---------- Selected text ----------
Education and hope are vital to rehabilitation. That’s why Marymount Manhattan College offers college-prep and degree programs to the women incarcerated at the Bedford Hills Correctional Facility, a maximum-security prison, and at the adjacent Taconic Correctional Facility, a medium-security prison.

 

About our Programs

Through MMC’s Bedford Hills College Program (BHCP) and Taconic College Program (TCP), women incarcerated at the Bedford Hills Correctional Facility and at the Taconic Correctional Facility enroll in courses leading to Associate of Arts degrees in Social Sciences and Bachelor of Arts degrees in Sociology or Politics and Human Rights. MMC has been the sole degree-granting institution for the BHCP for more than 20 years, awarding over 235 degrees since the program’s inception in 1997.

MMC opened a new teaching location at the Taconic facility in February 2019 in partnership with nonprofit Hudson Link for Higher Education in Prison. Hudson Link is a third party facilitator that partners with MMC in coordinating college-level courses at the Taconic facility, as well as providing re-entry services for the women of Bedford Hills and Taconic. The TCP marks the first opportunity in New York State for incarcerated women to have an uninterrupted pathway to a bachelor’s degree if they are transferred from maximum-security to medium-security prison.
---------- Data entries ----------
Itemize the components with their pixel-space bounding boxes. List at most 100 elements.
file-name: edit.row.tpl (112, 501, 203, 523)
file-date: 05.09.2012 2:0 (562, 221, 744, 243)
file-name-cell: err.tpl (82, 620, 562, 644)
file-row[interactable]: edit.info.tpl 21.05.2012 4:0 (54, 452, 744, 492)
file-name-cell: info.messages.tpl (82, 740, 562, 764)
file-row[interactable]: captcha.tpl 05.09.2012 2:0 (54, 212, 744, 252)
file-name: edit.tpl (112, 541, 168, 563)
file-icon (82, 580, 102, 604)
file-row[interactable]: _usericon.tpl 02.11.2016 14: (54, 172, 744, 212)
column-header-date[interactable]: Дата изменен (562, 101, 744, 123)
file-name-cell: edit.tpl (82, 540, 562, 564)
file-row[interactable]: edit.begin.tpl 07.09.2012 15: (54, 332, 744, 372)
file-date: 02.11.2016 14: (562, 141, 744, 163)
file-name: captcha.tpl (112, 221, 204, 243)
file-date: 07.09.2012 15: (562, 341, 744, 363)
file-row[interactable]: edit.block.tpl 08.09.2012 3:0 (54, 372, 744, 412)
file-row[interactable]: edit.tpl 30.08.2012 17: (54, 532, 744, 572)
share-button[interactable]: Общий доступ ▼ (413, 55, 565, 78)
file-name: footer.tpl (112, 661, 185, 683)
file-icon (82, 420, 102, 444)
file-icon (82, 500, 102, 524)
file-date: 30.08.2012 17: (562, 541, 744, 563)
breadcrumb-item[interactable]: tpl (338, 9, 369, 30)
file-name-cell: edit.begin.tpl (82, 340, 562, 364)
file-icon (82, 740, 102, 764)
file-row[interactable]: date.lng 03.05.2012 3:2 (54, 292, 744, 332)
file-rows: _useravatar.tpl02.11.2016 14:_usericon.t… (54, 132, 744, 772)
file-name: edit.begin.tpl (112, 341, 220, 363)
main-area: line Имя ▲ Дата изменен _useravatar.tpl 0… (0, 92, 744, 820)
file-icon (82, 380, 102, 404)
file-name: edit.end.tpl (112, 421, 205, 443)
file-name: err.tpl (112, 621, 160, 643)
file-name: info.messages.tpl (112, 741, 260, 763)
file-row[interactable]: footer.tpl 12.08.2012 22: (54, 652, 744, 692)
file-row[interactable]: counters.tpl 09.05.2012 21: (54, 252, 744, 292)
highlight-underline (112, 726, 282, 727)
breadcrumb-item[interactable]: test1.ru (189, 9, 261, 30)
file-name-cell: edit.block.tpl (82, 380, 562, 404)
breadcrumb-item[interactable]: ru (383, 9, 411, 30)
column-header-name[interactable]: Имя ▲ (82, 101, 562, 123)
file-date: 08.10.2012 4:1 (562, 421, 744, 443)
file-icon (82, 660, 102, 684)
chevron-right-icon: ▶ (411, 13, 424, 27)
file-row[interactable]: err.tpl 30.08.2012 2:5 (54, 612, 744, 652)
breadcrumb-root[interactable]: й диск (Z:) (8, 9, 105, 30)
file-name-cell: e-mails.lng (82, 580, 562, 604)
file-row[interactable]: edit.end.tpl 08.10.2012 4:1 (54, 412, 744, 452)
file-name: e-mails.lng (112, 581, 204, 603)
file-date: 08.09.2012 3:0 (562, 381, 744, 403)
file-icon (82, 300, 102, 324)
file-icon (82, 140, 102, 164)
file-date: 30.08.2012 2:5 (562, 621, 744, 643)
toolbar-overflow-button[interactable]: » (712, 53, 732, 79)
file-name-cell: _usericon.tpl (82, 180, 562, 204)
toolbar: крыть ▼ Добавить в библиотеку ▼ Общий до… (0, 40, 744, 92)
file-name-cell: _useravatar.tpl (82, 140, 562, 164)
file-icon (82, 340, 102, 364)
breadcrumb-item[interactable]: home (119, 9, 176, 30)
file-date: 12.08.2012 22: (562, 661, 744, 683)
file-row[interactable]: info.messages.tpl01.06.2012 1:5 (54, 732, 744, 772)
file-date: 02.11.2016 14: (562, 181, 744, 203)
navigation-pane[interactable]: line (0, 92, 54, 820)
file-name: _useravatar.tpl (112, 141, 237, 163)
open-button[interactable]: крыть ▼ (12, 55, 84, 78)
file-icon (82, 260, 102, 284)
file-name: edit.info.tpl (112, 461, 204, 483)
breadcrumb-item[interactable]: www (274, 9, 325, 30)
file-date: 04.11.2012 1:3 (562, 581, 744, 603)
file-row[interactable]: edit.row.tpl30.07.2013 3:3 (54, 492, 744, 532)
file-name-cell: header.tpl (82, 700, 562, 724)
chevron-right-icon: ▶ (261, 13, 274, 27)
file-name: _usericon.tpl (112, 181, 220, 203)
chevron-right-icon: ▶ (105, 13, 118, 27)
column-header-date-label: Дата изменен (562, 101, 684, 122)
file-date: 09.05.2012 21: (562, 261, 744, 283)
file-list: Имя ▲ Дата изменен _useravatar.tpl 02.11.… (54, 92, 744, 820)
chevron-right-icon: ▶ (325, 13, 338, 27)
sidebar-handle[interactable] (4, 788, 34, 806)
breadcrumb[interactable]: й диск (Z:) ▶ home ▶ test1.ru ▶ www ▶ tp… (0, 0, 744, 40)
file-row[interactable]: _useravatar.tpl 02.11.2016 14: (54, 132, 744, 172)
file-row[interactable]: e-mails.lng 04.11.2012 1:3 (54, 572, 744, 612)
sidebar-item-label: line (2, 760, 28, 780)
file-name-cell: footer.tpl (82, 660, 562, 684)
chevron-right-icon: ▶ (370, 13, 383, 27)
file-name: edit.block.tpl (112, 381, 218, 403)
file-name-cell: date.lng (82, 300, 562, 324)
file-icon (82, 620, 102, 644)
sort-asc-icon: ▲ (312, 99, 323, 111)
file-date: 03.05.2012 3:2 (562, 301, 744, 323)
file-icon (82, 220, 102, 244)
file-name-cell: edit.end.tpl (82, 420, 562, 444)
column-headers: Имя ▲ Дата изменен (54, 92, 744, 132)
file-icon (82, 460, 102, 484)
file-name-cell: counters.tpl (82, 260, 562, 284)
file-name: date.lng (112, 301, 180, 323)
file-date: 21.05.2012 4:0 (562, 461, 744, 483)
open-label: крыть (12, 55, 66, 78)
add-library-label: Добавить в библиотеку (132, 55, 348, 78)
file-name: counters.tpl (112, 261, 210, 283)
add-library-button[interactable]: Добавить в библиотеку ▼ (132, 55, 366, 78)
----------
### Objective 1
Do these statements agree with the passage on MMC's prison college programs? For each, answer yes or no and quote the words that decide it. (a) The Taconic Correctional Facility is a maximum-security prison. (b) MMC has awarded over 235 degrees through the BHCP since 1997. (c) MMC opened its Taconic teaching location in partnership with Hudson Link for Higher Education in Prison.
### Objective 2
Return the words of the passage on MMC's prison college programs from "Education and hope" to "a medium-security prison.", copied exactly.

### Final result 1
(a) No: "the adjacent Taconic Correctional Facility, a medium-security prison."
(b) Yes: "awarding over 235 degrees since the program’s inception in 1997."
(c) Yes: "in partnership with nonprofit Hudson Link for Higher Education in Prison."

### Final result 2
Education and hope are vital to rehabilitation. That’s why Marymount Manhattan College offers college-prep and degree programs to the women incarcerated at the Bedford Hills Correctional Facility, a maximum-security prison, and at the adjacent Taconic Correctional Facility, a medium-security prison.